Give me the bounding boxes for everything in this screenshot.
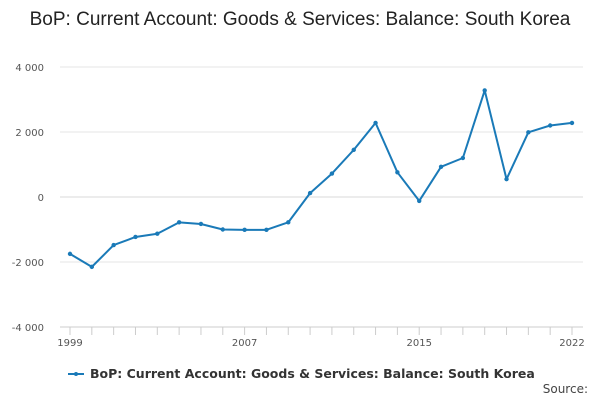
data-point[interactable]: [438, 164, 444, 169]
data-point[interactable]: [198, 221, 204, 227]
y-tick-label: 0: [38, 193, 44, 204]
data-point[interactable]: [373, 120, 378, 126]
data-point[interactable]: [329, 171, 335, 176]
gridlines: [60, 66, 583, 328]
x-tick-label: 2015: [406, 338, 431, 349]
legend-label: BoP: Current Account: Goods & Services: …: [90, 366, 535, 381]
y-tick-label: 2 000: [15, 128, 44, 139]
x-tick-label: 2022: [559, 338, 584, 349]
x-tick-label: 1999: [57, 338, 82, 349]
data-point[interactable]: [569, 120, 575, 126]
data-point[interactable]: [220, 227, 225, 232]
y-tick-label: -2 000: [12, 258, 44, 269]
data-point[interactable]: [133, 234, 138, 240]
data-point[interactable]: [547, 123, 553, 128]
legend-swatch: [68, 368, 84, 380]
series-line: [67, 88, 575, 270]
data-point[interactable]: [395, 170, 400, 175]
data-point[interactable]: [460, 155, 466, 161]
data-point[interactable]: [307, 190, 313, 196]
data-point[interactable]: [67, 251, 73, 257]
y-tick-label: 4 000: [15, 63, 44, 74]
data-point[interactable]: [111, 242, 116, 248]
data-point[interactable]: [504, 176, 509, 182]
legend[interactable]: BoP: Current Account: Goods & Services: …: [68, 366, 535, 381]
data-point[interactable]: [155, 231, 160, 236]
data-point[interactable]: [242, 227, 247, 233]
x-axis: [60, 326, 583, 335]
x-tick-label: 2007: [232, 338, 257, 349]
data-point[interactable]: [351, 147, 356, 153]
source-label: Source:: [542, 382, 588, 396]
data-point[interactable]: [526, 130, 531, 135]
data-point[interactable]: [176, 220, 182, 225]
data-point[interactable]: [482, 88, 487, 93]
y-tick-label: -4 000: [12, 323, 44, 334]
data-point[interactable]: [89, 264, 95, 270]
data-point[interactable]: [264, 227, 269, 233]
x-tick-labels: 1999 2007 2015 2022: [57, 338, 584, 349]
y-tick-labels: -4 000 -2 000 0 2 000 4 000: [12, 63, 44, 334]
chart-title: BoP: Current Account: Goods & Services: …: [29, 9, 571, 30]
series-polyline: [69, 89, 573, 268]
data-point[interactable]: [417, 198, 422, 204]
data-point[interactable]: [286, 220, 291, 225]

┄┄┄┄┄┄

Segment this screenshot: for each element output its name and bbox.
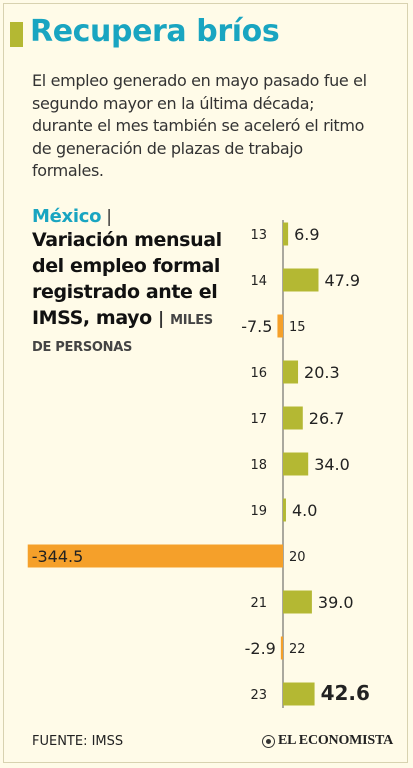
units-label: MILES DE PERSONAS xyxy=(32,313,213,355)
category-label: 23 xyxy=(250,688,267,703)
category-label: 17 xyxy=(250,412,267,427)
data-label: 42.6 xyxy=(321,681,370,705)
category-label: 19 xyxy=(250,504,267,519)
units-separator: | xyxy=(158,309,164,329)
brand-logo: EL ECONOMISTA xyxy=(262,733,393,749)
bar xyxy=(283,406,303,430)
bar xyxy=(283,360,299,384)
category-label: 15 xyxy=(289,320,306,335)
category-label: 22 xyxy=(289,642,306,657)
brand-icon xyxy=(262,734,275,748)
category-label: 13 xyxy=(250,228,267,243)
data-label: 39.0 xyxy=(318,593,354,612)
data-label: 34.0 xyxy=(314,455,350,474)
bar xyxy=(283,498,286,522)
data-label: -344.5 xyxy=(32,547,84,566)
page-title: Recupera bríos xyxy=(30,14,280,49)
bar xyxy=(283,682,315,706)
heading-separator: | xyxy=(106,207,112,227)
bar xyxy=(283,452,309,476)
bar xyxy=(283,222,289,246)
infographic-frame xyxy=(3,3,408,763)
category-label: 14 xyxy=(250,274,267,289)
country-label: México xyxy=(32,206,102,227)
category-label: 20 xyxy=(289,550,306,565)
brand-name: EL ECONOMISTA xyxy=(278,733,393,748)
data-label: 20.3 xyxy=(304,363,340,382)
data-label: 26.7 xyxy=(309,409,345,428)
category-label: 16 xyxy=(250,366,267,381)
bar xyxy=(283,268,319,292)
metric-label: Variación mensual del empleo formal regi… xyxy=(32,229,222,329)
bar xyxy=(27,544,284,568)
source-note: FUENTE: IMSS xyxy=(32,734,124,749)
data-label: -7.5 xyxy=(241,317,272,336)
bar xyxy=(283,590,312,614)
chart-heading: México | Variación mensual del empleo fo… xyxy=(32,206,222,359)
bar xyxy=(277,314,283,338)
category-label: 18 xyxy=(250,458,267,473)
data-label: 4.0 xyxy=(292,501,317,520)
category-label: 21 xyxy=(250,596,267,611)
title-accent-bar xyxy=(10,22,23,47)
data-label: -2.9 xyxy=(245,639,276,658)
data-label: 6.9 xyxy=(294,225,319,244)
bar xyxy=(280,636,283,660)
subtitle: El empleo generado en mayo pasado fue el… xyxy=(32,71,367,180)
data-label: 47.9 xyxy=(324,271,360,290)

┄┄┄┄┄┄

Put every row from the one containing "data-point[interactable]: [438, 164, 444, 169]" down to the one containing "series-line: [67, 88, 575, 270]", both included, into a Markdown table with the columns No and Entry, numbering the rows in order and omitting any blank ones.

Solved exercise>
| No | Entry |
|---|---|
| 1 | data-point[interactable]: [438, 164, 444, 169] |
| 2 | data-point[interactable]: [198, 221, 204, 227] |
| 3 | y-tick-label: 0: [38, 193, 44, 204] |
| 4 | data-point[interactable]: [373, 120, 378, 126] |
| 5 | data-point[interactable]: [329, 171, 335, 176] |
| 6 | gridlines: [60, 66, 583, 328] |
| 7 | x-tick-label: 2015: [406, 338, 431, 349] |
| 8 | legend-label: BoP: Current Account: Goods & Services: …: [90, 366, 535, 381] |
| 9 | y-tick-label: 2 000: [15, 128, 44, 139] |
| 10 | x-tick-label: 2022: [559, 338, 584, 349] |
| 11 | x-tick-label: 1999: [57, 338, 82, 349] |
| 12 | data-point[interactable]: [569, 120, 575, 126] |
| 13 | data-point[interactable]: [220, 227, 225, 232] |
| 14 | y-tick-label: -2 000: [12, 258, 44, 269] |
| 15 | data-point[interactable]: [133, 234, 138, 240] |
| 16 | data-point[interactable]: [547, 123, 553, 128] |
| 17 | legend-swatch: [68, 368, 84, 380] |
| 18 | series-line: [67, 88, 575, 270] |